• **Required tasks**:
**1.** List the words the detective names as ones that might differ between his report and what was actually said, in the opinion excerpt.
**2.** Print the part of the opinion excerpt starting with "There’s some matter-of-fact" and going on through "I misplaced something.".
**3.** In the opinion excerpt, whose holding does the writer say the majority impermissibly expands?
#### Quoted passage
There’s some matter-of-fact language in there that I know that he said, but again it might not be the exact, if there’s a different “a,” “an” or “the,” or if I misplaced something.
However, the detective’s clarification as to the language used in his written report was not inconsistent with any testimony regarding what Gormady actually said to the detective.
The majority reasons that the read-back was prejudicial because the omitted portions of cross “impeached the detective on the inconsistencies between his reports and testimony and attacked the interviewing and reporting procedures employed by the detective.”7 In my view this imper-missibly expands the holding in Mullins to now require- the read-back of a witness’s cross-examination simply because the general credibility of a witness may have been called into question. As I read Mullins, the analysis of whether omitting a witness’s cross-examination in a read-back is harmful should concern whether the cross contained differing information as to “essential component[s] of the charged offenses.” Id. While the majority suggests that the jury should have been required to rehear all of the general credibility attacks on the detective because his testimony was crucial, the detective’s credibility itself was not an essential element of the crimes charged, unlike the conflicting testimony regarding the defendant’s “reckless disregard” in Mullins. Id. Indeed, there was no different version of events presented on cross-examination regarding Gormady’s statements — the substance of which the State did use to prove essential elements of the charges.
########
#### Available data
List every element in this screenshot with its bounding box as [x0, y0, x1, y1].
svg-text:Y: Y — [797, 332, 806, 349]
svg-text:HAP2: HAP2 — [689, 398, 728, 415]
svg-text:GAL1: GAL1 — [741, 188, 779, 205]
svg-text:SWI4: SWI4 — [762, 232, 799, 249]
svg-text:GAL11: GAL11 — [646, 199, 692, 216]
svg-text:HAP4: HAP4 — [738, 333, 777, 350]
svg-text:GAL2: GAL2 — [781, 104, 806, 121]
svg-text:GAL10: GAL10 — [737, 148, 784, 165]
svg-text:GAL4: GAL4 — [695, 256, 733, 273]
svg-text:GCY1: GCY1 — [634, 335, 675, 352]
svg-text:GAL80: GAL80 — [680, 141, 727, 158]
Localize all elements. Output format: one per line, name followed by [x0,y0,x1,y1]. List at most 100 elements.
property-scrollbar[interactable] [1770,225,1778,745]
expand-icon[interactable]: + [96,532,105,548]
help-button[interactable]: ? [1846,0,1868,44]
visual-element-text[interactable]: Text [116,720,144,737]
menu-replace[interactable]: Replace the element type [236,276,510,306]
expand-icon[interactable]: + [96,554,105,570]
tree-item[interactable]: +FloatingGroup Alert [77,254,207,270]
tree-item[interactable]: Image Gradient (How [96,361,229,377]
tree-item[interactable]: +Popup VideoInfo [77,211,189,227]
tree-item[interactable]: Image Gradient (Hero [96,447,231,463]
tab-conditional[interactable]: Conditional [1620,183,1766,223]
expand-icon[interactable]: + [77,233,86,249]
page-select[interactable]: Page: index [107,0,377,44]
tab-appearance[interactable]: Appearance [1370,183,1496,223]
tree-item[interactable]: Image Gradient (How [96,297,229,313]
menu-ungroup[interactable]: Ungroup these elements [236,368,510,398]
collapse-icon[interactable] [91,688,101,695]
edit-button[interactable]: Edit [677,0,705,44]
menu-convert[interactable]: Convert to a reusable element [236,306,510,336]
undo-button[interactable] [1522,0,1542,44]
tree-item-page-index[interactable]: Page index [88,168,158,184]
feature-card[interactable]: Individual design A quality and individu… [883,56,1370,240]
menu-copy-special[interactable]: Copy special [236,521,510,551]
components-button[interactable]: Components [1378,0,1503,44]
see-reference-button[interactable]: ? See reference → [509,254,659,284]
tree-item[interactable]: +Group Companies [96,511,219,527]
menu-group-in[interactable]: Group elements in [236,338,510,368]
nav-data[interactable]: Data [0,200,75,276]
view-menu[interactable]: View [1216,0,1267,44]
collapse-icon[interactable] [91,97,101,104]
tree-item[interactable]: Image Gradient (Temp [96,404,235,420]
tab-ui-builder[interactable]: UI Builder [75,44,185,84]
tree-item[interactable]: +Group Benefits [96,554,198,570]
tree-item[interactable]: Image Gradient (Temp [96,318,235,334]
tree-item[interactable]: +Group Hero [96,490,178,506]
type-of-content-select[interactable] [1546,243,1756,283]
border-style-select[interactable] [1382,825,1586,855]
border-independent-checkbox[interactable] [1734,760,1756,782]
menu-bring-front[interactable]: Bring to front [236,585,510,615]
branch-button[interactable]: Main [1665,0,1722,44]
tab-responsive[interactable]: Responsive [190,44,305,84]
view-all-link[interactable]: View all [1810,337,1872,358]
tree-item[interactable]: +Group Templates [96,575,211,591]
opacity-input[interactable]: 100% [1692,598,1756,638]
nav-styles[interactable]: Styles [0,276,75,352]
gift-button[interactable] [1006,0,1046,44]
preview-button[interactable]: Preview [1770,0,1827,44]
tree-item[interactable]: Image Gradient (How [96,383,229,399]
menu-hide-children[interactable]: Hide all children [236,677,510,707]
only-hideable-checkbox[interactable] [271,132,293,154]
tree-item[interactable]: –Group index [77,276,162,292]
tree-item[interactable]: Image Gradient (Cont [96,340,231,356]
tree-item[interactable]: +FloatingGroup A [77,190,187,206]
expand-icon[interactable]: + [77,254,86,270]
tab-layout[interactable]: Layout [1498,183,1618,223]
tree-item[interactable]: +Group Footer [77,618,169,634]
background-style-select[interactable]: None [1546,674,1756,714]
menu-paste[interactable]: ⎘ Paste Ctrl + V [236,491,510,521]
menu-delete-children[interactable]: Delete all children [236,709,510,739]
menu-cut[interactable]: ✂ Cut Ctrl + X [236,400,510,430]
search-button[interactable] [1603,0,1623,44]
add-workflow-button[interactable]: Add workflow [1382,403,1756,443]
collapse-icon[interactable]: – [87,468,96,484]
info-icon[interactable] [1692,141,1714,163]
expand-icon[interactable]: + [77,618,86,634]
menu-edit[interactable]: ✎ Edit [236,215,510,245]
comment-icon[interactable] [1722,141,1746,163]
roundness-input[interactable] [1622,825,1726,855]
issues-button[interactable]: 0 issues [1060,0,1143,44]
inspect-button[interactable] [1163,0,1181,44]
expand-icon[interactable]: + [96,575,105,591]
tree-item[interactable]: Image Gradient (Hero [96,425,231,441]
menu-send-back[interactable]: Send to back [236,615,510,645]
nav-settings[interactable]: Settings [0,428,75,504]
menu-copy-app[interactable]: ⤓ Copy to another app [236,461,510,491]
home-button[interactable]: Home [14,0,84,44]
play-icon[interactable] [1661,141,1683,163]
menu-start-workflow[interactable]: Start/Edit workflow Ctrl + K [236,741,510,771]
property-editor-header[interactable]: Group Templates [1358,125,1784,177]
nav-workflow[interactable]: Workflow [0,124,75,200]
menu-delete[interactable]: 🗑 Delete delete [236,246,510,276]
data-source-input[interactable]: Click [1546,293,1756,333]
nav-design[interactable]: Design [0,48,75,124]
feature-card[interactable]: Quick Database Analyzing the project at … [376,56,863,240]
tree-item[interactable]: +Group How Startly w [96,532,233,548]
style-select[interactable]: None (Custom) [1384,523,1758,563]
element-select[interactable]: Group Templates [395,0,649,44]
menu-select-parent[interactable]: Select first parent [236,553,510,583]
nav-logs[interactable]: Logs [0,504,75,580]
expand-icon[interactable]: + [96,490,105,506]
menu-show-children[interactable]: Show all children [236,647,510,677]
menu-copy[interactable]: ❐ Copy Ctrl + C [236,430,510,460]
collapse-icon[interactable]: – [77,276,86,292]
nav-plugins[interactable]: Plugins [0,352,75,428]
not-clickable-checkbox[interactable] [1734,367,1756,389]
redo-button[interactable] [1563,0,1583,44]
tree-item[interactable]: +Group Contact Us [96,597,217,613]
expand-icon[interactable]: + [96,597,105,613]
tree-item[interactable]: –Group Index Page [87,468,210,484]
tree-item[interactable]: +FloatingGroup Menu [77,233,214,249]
########
• **Answers for each item**:
**1.** "a," "an," "the"

**2.**
There’s some matter-of-fact language in there that I know that he said, but again it might not be the exact, if there’s a different “a,” “an” or “the,” or if I misplaced something.

**3.** Mullins